Extract each record and reproduce it exactly.

# Items start

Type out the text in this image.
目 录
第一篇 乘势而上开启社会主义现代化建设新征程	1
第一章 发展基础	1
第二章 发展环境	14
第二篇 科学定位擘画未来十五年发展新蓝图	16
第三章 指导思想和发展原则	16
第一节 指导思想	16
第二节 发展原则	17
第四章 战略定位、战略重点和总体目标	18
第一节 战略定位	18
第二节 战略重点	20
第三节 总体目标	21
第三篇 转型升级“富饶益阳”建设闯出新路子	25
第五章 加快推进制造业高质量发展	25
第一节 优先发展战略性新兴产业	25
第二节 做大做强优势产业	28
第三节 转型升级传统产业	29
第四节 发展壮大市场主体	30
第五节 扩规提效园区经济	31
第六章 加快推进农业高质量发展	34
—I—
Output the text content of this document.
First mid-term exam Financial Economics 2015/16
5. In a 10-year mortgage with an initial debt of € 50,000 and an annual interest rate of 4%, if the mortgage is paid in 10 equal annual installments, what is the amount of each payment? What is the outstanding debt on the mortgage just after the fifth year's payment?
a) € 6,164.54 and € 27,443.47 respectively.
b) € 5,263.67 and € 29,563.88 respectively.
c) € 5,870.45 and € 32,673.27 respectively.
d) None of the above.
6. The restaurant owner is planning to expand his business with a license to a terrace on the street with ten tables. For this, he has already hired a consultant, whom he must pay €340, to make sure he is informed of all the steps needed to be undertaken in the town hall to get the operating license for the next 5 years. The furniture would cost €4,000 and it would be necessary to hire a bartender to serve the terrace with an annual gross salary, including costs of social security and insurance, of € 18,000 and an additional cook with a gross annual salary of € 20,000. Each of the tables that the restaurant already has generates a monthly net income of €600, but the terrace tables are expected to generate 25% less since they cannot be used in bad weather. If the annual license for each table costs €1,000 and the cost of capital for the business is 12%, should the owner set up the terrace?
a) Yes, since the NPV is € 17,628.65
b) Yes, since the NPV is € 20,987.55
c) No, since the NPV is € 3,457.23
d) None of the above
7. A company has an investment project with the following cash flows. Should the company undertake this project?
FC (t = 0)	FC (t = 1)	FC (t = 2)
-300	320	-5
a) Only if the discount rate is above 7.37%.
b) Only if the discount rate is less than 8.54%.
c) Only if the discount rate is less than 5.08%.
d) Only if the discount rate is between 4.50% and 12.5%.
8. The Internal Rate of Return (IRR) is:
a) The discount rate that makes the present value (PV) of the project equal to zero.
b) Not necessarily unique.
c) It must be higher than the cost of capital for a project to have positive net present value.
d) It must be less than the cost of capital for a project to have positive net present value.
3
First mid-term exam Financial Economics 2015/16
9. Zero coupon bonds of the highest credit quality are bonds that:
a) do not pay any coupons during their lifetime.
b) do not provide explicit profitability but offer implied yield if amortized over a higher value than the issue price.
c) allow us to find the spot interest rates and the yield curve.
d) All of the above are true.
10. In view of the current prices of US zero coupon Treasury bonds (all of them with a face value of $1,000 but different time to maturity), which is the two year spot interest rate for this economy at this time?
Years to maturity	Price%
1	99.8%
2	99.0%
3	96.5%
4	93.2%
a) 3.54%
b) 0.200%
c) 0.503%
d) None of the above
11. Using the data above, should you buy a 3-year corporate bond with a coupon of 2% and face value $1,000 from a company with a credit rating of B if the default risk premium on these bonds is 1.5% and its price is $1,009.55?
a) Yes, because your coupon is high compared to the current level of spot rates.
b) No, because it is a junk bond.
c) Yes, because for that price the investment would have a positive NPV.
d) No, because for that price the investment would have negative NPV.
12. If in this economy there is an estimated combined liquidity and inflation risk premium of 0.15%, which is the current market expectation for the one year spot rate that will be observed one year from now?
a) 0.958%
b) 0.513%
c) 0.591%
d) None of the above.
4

# Items end

Exercise response:
Type out the text in this image.
目 录
第一篇 乘势而上开启社会主义现代化建设新征程	1
第一章 发展基础	1
第二章 发展环境	14
第二篇 科学定位擘画未来十五年发展新蓝图	16
第三章 指导思想和发展原则	16
第一节 指导思想	16
第二节 发展原则	17
第四章 战略定位、战略重点和总体目标	18
第一节 战略定位	18
第二节 战略重点	20
第三节 总体目标	21
第三篇 转型升级“富饶益阳”建设闯出新路子	25
第五章 加快推进制造业高质量发展	25
第一节 优先发展战略性新兴产业	25
第二节 做大做强优势产业	28
第三节 转型升级传统产业	29
第四节 发展壮大市场主体	30
第五节 扩规提效园区经济	31
第六章 加快推进农业高质量发展	34
—I—
Output the text content of this document.
First mid-term exam Financial Economics 2015/16
5. In a 10-year mortgage with an initial debt of € 50,000 and an annual interest rate of 4%, if the mortgage is paid in 10 equal annual installments, what is the amount of each payment? What is the outstanding debt on the mortgage just after the fifth year's payment?
a) € 6,164.54 and € 27,443.47 respectively.
b) € 5,263.67 and € 29,563.88 respectively.
c) € 5,870.45 and € 32,673.27 respectively.
d) None of the above.
6. The restaurant owner is planning to expand his business with a license to a terrace on the street with ten tables. For this, he has already hired a consultant, whom he must pay €340, to make sure he is informed of all the steps needed to be undertaken in the town hall to get the operating license for the next 5 years. The furniture would cost €4,000 and it would be necessary to hire a bartender to serve the terrace with an annual gross salary, including costs of social security and insurance, of € 18,000 and an additional cook with a gross annual salary of € 20,000. Each of the tables that the restaurant already has generates a monthly net income of €600, but the terrace tables are expected to generate 25% less since they cannot be used in bad weather. If the annual license for each table costs €1,000 and the cost of capital for the business is 12%, should the owner set up the terrace?
a) Yes, since the NPV is € 17,628.65
b) Yes, since the NPV is € 20,987.55
c) No, since the NPV is € 3,457.23
d) None of the above
7. A company has an investment project with the following cash flows. Should the company undertake this project?
FC (t = 0)	FC (t = 1)	FC (t = 2)
-300	320	-5
a) Only if the discount rate is above 7.37%.
b) Only if the discount rate is less than 8.54%.
c) Only if the discount rate is less than 5.08%.
d) Only if the discount rate is between 4.50% and 12.5%.
8. The Internal Rate of Return (IRR) is:
a) The discount rate that makes the present value (PV) of the project equal to zero.
b) Not necessarily unique.
c) It must be higher than the cost of capital for a project to have positive net present value.
d) It must be less than the cost of capital for a project to have positive net present value.
3
First mid-term exam Financial Economics 2015/16
9. Zero coupon bonds of the highest credit quality are bonds that:
a) do not pay any coupons during their lifetime.
b) do not provide explicit profitability but offer implied yield if amortized over a higher value than the issue price.
c) allow us to find the spot interest rates and the yield curve.
d) All of the above are true.
10. In view of the current prices of US zero coupon Treasury bonds (all of them with a face value of $1,000 but different time to maturity), which is the two year spot interest rate for this economy at this time?
Years to maturity	Price%
1	99.8%
2	99.0%
3	96.5%
4	93.2%
a) 3.54%
b) 0.200%
c) 0.503%
d) None of the above
11. Using the data above, should you buy a 3-year corporate bond with a coupon of 2% and face value $1,000 from a company with a credit rating of B if the default risk premium on these bonds is 1.5% and its price is $1,009.55?
a) Yes, because your coupon is high compared to the current level of spot rates.
b) No, because it is a junk bond.
c) Yes, because for that price the investment would have a positive NPV.
d) No, because for that price the investment would have negative NPV.
12. If in this economy there is an estimated combined liquidity and inflation risk premium of 0.15%, which is the current market expectation for the one year spot rate that will be observed one year from now?
a) 0.958%
b) 0.513%
c) 0.591%
d) None of the above.
4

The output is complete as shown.